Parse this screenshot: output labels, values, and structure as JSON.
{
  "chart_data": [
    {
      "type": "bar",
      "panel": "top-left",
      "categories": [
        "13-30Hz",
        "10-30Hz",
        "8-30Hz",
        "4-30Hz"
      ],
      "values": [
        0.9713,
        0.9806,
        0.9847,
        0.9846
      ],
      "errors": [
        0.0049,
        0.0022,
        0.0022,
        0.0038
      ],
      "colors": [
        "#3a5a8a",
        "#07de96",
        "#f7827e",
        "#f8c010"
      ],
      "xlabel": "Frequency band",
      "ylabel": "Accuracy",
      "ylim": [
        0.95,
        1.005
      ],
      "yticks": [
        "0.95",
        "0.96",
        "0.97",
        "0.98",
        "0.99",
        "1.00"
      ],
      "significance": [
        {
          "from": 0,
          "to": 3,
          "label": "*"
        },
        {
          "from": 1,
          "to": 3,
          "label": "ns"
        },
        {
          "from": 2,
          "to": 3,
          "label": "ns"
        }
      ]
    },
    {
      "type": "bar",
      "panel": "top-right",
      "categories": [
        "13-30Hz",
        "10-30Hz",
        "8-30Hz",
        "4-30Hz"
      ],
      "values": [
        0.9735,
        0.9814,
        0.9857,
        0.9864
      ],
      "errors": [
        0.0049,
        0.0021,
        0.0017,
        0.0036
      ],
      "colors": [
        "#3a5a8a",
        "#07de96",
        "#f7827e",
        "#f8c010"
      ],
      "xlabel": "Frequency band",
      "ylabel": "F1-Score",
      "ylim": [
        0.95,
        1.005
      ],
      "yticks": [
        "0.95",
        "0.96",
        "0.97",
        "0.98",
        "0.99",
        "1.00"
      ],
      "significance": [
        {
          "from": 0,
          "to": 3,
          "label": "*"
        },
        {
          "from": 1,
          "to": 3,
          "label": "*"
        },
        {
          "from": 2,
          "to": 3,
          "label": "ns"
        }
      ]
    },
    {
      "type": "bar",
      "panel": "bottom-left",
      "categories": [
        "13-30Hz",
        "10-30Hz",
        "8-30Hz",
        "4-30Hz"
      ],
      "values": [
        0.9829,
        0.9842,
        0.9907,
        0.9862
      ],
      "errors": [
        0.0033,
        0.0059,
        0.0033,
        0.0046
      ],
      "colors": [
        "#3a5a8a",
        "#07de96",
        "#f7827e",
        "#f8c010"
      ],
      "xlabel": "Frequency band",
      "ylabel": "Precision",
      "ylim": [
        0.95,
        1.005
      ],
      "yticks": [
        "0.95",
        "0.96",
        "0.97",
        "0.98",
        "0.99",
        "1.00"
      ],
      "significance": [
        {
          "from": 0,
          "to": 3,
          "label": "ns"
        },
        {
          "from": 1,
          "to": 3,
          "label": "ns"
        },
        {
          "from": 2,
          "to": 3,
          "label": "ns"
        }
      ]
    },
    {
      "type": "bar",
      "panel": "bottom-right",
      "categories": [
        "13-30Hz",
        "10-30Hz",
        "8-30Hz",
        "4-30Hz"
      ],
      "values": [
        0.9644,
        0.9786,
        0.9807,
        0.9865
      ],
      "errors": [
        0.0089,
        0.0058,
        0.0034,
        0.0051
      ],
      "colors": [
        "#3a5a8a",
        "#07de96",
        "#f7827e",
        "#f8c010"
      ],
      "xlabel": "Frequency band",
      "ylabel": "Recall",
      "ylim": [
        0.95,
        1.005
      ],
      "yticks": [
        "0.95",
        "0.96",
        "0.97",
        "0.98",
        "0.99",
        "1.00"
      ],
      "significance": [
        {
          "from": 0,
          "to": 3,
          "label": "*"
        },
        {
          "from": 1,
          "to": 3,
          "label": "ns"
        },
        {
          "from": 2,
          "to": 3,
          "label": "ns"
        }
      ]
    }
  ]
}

________

WHAT IS REQUIRED — Which lines of the data include "ylabel"? Copy each of them.

WRITTEN ANSWER —
      "ylabel": "Accuracy",
      "ylabel": "F1-Score",
      "ylabel": "Precision",
      "ylabel": "Recall",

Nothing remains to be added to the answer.